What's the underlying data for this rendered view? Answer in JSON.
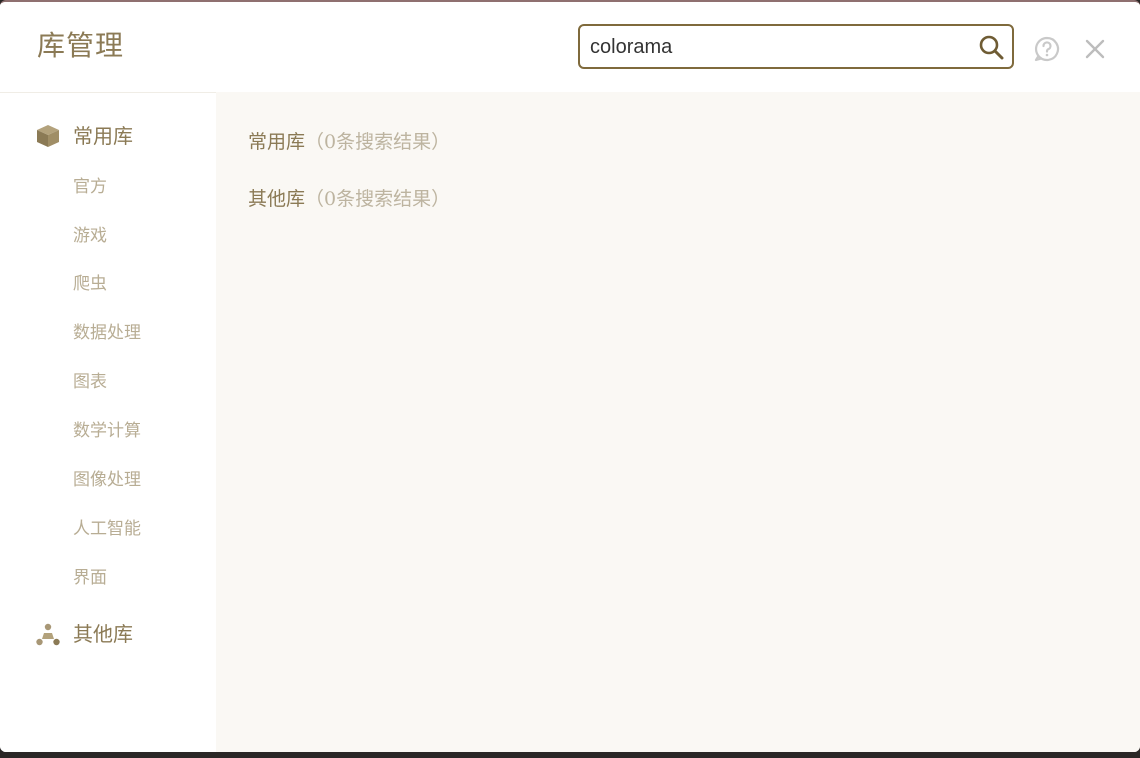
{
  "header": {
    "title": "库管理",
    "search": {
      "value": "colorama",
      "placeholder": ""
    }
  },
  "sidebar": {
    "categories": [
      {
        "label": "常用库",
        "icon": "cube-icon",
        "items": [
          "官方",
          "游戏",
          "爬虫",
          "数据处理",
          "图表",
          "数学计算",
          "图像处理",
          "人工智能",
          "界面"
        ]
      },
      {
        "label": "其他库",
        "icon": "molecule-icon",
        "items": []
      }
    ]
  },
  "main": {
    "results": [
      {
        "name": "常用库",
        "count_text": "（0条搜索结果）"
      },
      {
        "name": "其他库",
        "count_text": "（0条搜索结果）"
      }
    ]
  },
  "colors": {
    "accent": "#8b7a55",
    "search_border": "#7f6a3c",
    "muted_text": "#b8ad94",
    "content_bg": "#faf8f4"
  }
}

--

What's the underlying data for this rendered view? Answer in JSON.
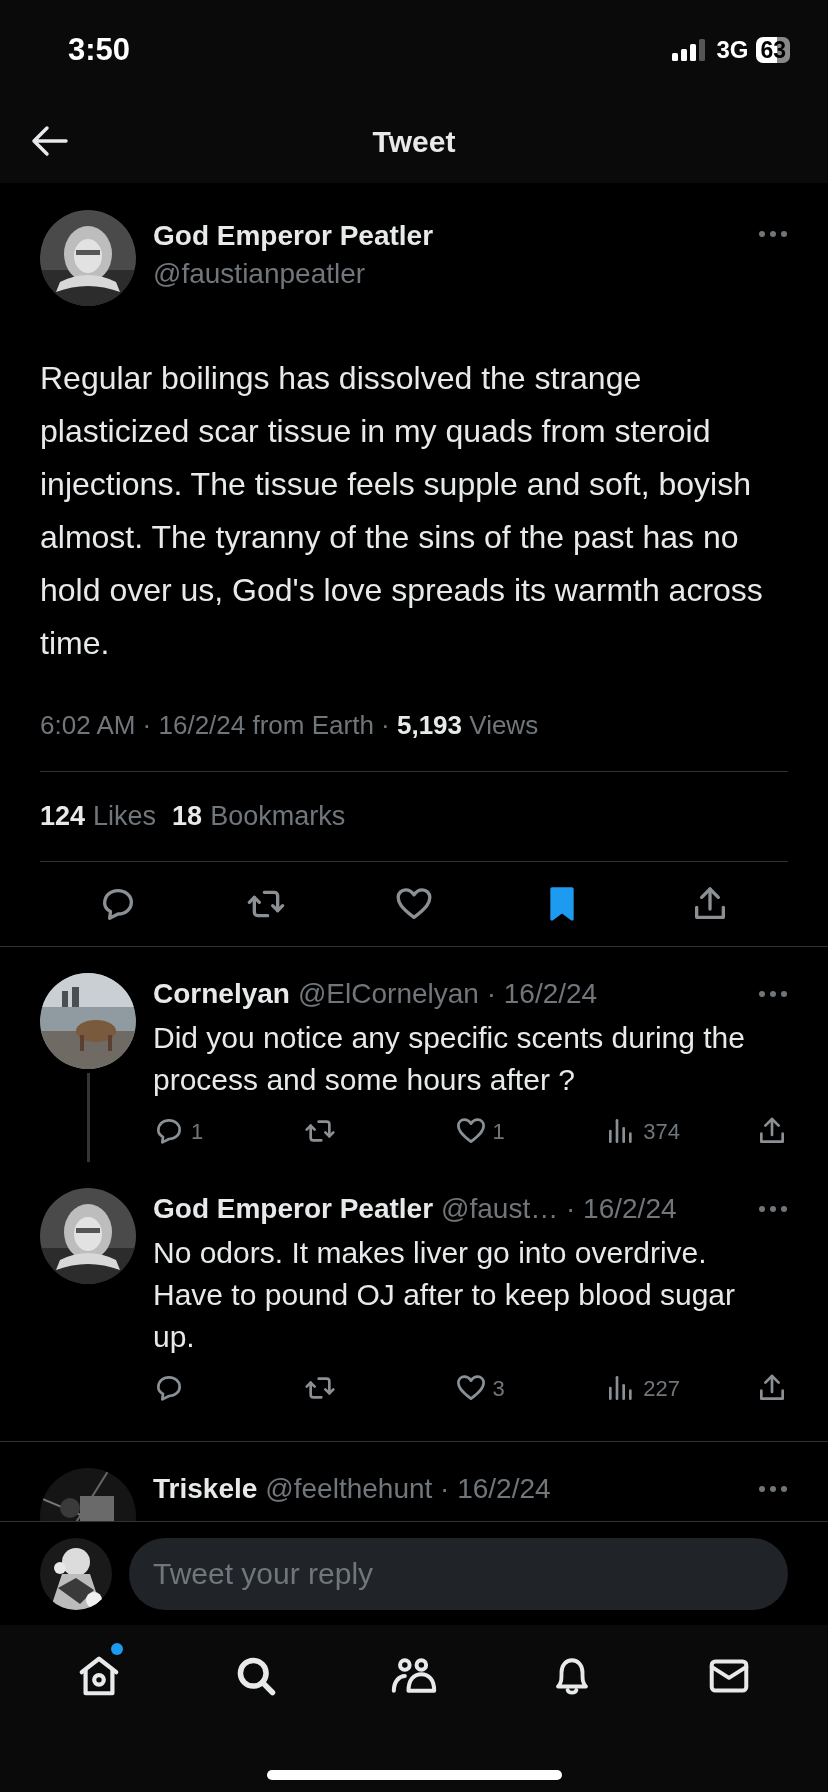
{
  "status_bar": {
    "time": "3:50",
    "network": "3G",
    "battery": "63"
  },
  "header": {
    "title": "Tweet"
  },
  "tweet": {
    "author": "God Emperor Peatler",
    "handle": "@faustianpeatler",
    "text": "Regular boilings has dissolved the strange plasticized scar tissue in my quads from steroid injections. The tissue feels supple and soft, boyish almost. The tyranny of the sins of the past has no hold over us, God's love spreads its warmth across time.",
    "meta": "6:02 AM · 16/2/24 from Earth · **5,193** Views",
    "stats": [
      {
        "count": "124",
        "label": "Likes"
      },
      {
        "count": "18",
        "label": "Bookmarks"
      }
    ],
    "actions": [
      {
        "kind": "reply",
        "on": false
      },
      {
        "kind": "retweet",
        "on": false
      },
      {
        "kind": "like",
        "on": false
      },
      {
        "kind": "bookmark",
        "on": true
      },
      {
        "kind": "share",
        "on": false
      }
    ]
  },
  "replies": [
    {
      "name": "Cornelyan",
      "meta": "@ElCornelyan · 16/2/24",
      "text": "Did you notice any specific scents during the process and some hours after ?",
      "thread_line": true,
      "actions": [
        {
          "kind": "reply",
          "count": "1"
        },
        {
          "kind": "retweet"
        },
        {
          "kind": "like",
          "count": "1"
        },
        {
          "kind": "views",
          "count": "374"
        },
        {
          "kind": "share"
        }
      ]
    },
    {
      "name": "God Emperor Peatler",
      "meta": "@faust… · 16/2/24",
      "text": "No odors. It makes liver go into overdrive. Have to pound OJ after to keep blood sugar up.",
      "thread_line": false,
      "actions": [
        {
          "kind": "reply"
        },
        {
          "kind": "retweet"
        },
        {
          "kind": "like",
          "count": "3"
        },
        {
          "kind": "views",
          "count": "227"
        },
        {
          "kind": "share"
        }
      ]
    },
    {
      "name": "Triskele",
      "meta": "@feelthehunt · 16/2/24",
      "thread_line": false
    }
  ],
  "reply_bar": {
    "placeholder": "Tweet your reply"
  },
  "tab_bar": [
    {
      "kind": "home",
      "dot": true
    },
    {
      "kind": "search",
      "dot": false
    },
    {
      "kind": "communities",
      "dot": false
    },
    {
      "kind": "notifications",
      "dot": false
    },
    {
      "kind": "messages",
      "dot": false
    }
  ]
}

Given task: Show each line holding the word "meta".

Task answer:
    "meta": "6:02 AM · 16/2/24 from Earth · **5,193** Views",
      "meta": "@ElCornelyan · 16/2/24",
      "meta": "@faust… · 16/2/24",
      "meta": "@feelthehunt · 16/2/24",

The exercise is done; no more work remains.